INPUT MATERIAL
-*-
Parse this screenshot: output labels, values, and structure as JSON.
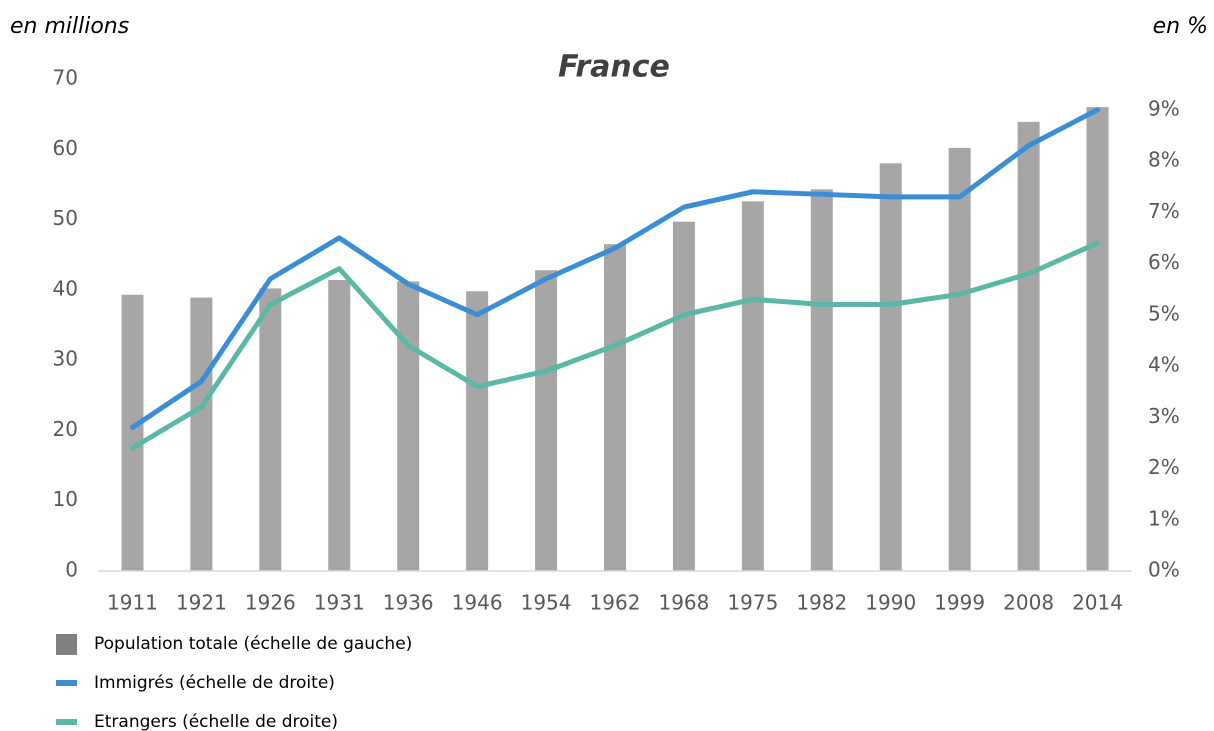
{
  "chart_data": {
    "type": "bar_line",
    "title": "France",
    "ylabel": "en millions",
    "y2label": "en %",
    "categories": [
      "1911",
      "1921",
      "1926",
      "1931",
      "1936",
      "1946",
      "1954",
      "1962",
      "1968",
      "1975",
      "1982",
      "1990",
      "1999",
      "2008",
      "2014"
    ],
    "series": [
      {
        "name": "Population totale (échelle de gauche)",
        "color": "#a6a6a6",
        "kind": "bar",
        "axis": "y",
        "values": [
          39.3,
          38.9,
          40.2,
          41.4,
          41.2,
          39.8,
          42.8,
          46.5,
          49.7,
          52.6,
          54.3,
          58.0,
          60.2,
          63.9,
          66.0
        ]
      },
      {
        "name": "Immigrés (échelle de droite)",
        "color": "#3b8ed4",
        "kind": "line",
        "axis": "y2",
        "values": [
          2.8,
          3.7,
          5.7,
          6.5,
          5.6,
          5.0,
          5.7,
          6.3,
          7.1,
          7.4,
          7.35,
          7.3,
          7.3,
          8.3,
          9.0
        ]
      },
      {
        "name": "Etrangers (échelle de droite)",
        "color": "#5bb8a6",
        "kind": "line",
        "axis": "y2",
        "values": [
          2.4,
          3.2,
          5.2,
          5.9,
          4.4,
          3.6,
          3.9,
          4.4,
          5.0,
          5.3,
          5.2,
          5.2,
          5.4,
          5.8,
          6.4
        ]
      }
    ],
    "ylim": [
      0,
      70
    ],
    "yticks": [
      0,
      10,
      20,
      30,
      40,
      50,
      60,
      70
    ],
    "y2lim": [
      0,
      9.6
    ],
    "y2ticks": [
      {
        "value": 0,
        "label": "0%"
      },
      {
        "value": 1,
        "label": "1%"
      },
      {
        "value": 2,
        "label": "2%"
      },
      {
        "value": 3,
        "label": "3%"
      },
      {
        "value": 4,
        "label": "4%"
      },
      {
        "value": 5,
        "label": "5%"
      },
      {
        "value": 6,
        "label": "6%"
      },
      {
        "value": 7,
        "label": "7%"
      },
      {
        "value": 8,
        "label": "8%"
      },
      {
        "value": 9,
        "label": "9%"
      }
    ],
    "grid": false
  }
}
-*-
REQUIRED WORK
Give the entries again without a single change, but with no pictures.

RESULT BELOW
Parse this screenshot: output labels, values, and structure as JSON.
{
  "chart_data": {
    "type": "bar_line",
    "title": "France",
    "ylabel": "en millions",
    "y2label": "en %",
    "categories": [
      "1911",
      "1921",
      "1926",
      "1931",
      "1936",
      "1946",
      "1954",
      "1962",
      "1968",
      "1975",
      "1982",
      "1990",
      "1999",
      "2008",
      "2014"
    ],
    "series": [
      {
        "name": "Population totale (échelle de gauche)",
        "color": "#a6a6a6",
        "kind": "bar",
        "axis": "y",
        "values": [
          39.3,
          38.9,
          40.2,
          41.4,
          41.2,
          39.8,
          42.8,
          46.5,
          49.7,
          52.6,
          54.3,
          58.0,
          60.2,
          63.9,
          66.0
        ]
      },
      {
        "name": "Immigrés (échelle de droite)",
        "color": "#3b8ed4",
        "kind": "line",
        "axis": "y2",
        "values": [
          2.8,
          3.7,
          5.7,
          6.5,
          5.6,
          5.0,
          5.7,
          6.3,
          7.1,
          7.4,
          7.35,
          7.3,
          7.3,
          8.3,
          9.0
        ]
      },
      {
        "name": "Etrangers (échelle de droite)",
        "color": "#5bb8a6",
        "kind": "line",
        "axis": "y2",
        "values": [
          2.4,
          3.2,
          5.2,
          5.9,
          4.4,
          3.6,
          3.9,
          4.4,
          5.0,
          5.3,
          5.2,
          5.2,
          5.4,
          5.8,
          6.4
        ]
      }
    ],
    "ylim": [
      0,
      70
    ],
    "yticks": [
      0,
      10,
      20,
      30,
      40,
      50,
      60,
      70
    ],
    "y2lim": [
      0,
      9.6
    ],
    "y2ticks": [
      {
        "value": 0,
        "label": "0%"
      },
      {
        "value": 1,
        "label": "1%"
      },
      {
        "value": 2,
        "label": "2%"
      },
      {
        "value": 3,
        "label": "3%"
      },
      {
        "value": 4,
        "label": "4%"
      },
      {
        "value": 5,
        "label": "5%"
      },
      {
        "value": 6,
        "label": "6%"
      },
      {
        "value": 7,
        "label": "7%"
      },
      {
        "value": 8,
        "label": "8%"
      },
      {
        "value": 9,
        "label": "9%"
      }
    ],
    "grid": false
  }
}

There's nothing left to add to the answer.